(Data records)
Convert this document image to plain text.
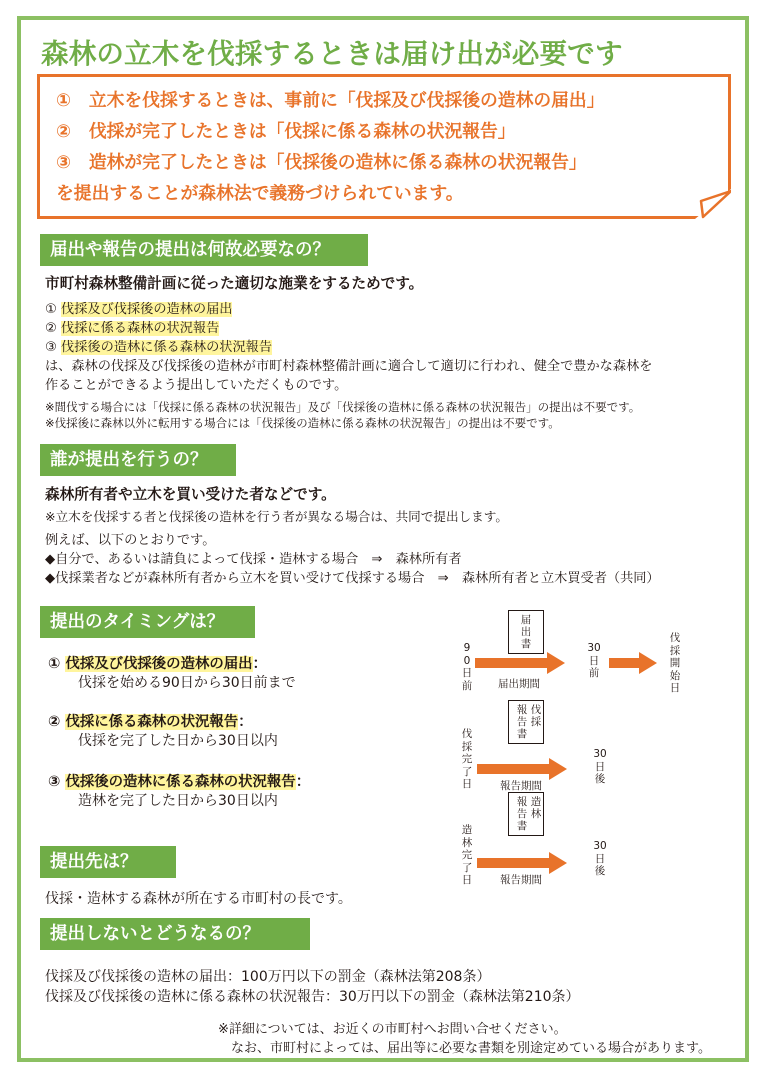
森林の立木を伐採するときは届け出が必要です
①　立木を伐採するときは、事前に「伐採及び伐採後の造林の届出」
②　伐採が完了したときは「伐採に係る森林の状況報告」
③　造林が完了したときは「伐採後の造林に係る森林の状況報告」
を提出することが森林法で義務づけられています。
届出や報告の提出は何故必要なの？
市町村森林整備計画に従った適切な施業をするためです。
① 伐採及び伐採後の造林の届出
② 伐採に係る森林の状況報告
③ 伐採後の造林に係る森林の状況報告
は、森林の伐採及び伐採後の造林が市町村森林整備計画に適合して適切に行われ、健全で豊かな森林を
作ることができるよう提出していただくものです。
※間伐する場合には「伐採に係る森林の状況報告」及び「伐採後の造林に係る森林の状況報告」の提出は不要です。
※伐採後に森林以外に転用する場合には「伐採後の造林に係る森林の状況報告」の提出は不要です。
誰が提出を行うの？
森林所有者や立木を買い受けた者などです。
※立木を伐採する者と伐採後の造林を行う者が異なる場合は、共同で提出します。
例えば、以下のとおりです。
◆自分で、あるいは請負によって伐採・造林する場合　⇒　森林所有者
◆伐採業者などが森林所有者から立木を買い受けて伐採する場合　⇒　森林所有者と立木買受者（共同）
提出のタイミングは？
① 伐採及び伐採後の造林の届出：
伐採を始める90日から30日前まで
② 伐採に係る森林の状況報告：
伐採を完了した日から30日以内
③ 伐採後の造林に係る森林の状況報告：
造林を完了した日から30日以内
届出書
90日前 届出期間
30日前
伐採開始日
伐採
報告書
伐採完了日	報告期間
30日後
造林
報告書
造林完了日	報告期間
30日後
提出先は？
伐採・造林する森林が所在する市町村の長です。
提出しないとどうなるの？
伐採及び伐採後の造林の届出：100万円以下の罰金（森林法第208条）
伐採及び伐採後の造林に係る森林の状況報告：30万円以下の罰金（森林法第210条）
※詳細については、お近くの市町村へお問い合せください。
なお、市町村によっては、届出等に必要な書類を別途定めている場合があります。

(DIRECTIONS FOR THIS TASK) Reproduce all of the entries word for word, skipping any pictures they hold.

(OUTPUT FOR THIS EXERCISE)
Convert this document image to plain text.
森林の立木を伐採するときは届け出が必要です
①　立木を伐採するときは、事前に「伐採及び伐採後の造林の届出」
②　伐採が完了したときは「伐採に係る森林の状況報告」
③　造林が完了したときは「伐採後の造林に係る森林の状況報告」
を提出することが森林法で義務づけられています。
届出や報告の提出は何故必要なの？
市町村森林整備計画に従った適切な施業をするためです。
① 伐採及び伐採後の造林の届出
② 伐採に係る森林の状況報告
③ 伐採後の造林に係る森林の状況報告
は、森林の伐採及び伐採後の造林が市町村森林整備計画に適合して適切に行われ、健全で豊かな森林を
作ることができるよう提出していただくものです。
※間伐する場合には「伐採に係る森林の状況報告」及び「伐採後の造林に係る森林の状況報告」の提出は不要です。
※伐採後に森林以外に転用する場合には「伐採後の造林に係る森林の状況報告」の提出は不要です。
誰が提出を行うの？
森林所有者や立木を買い受けた者などです。
※立木を伐採する者と伐採後の造林を行う者が異なる場合は、共同で提出します。
例えば、以下のとおりです。
◆自分で、あるいは請負によって伐採・造林する場合　⇒　森林所有者
◆伐採業者などが森林所有者から立木を買い受けて伐採する場合　⇒　森林所有者と立木買受者（共同）
提出のタイミングは？
① 伐採及び伐採後の造林の届出：
伐採を始める90日から30日前まで
② 伐採に係る森林の状況報告：
伐採を完了した日から30日以内
③ 伐採後の造林に係る森林の状況報告：
造林を完了した日から30日以内
届出書
90日前 届出期間
30日前
伐採開始日
伐採
報告書
伐採完了日	報告期間
30日後
造林
報告書
造林完了日	報告期間
30日後
提出先は？
伐採・造林する森林が所在する市町村の長です。
提出しないとどうなるの？
伐採及び伐採後の造林の届出：100万円以下の罰金（森林法第208条）
伐採及び伐採後の造林に係る森林の状況報告：30万円以下の罰金（森林法第210条）
※詳細については、お近くの市町村へお問い合せください。
なお、市町村によっては、届出等に必要な書類を別途定めている場合があります。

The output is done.